>> BEGIN Task input

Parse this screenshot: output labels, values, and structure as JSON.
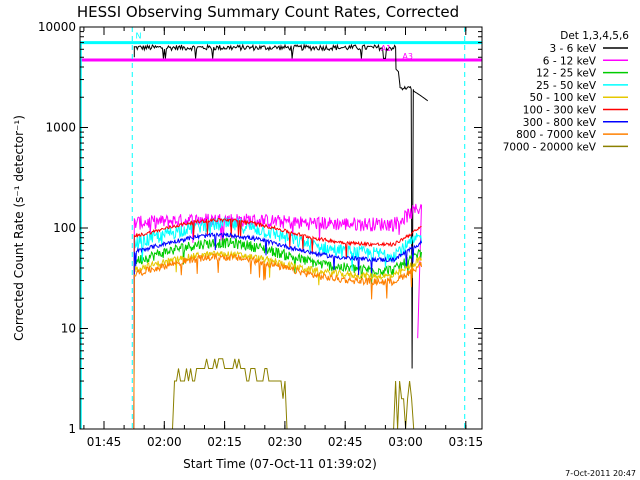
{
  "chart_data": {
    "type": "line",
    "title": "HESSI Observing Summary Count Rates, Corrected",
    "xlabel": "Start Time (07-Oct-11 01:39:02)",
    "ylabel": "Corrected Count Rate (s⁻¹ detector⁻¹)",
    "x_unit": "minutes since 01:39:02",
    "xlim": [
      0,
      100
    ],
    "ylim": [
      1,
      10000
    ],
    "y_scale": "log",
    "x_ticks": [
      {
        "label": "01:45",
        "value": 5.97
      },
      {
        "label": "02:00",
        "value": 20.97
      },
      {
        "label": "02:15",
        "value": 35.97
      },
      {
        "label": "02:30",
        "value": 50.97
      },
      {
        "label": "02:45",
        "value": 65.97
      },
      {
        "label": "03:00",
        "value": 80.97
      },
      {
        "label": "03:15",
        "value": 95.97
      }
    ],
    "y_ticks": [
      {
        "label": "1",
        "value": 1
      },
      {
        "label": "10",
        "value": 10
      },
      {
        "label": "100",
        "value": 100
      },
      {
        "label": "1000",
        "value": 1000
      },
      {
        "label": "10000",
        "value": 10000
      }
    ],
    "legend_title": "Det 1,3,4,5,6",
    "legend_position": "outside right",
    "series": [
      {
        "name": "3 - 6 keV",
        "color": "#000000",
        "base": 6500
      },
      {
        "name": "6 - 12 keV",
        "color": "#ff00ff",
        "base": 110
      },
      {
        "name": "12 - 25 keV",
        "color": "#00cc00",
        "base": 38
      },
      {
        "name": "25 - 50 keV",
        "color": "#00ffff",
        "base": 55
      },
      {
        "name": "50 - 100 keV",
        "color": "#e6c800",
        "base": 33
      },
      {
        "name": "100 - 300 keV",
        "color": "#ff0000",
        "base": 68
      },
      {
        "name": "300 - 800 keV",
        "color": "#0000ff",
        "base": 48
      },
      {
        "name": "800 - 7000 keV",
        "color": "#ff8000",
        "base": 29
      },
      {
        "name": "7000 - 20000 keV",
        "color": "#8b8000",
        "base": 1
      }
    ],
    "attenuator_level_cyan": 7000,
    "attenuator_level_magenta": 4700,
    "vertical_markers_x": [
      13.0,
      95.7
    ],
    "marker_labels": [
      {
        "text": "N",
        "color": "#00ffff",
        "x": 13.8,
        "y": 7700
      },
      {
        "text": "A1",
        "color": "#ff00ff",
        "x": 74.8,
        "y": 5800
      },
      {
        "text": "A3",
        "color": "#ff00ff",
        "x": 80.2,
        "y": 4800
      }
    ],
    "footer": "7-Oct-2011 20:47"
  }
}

>> END Task input
>> BEGIN Task input

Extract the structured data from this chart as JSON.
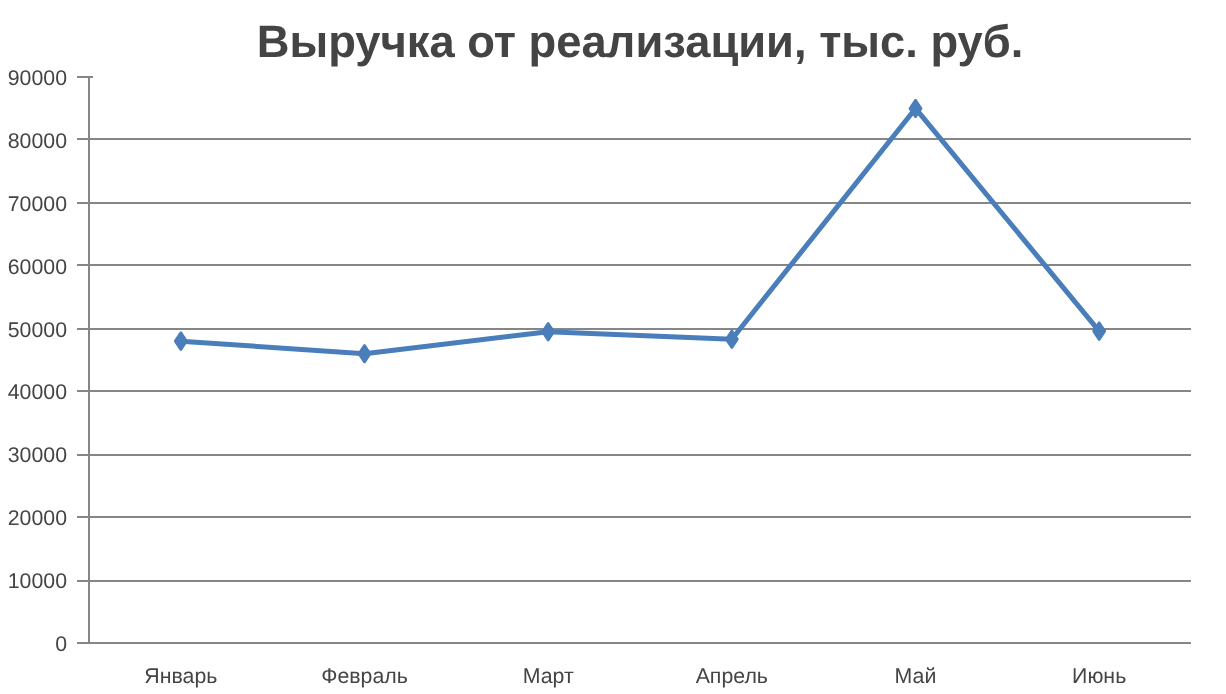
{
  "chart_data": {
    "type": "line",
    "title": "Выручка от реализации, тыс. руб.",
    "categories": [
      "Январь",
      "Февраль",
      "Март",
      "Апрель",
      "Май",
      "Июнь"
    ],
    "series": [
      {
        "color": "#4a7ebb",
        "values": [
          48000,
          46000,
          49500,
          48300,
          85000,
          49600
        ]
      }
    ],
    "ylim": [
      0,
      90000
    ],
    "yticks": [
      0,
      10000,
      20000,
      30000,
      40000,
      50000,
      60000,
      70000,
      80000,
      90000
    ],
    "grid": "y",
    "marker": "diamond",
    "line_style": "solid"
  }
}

>> END Task input

### [Task objective]
Find each line holding "Corrected". Copy it out.

### [Problem solution]
    "title": "HESSI Observing Summary Count Rates, Corrected",
    "ylabel": "Corrected Count Rate (s⁻¹ detector⁻¹)",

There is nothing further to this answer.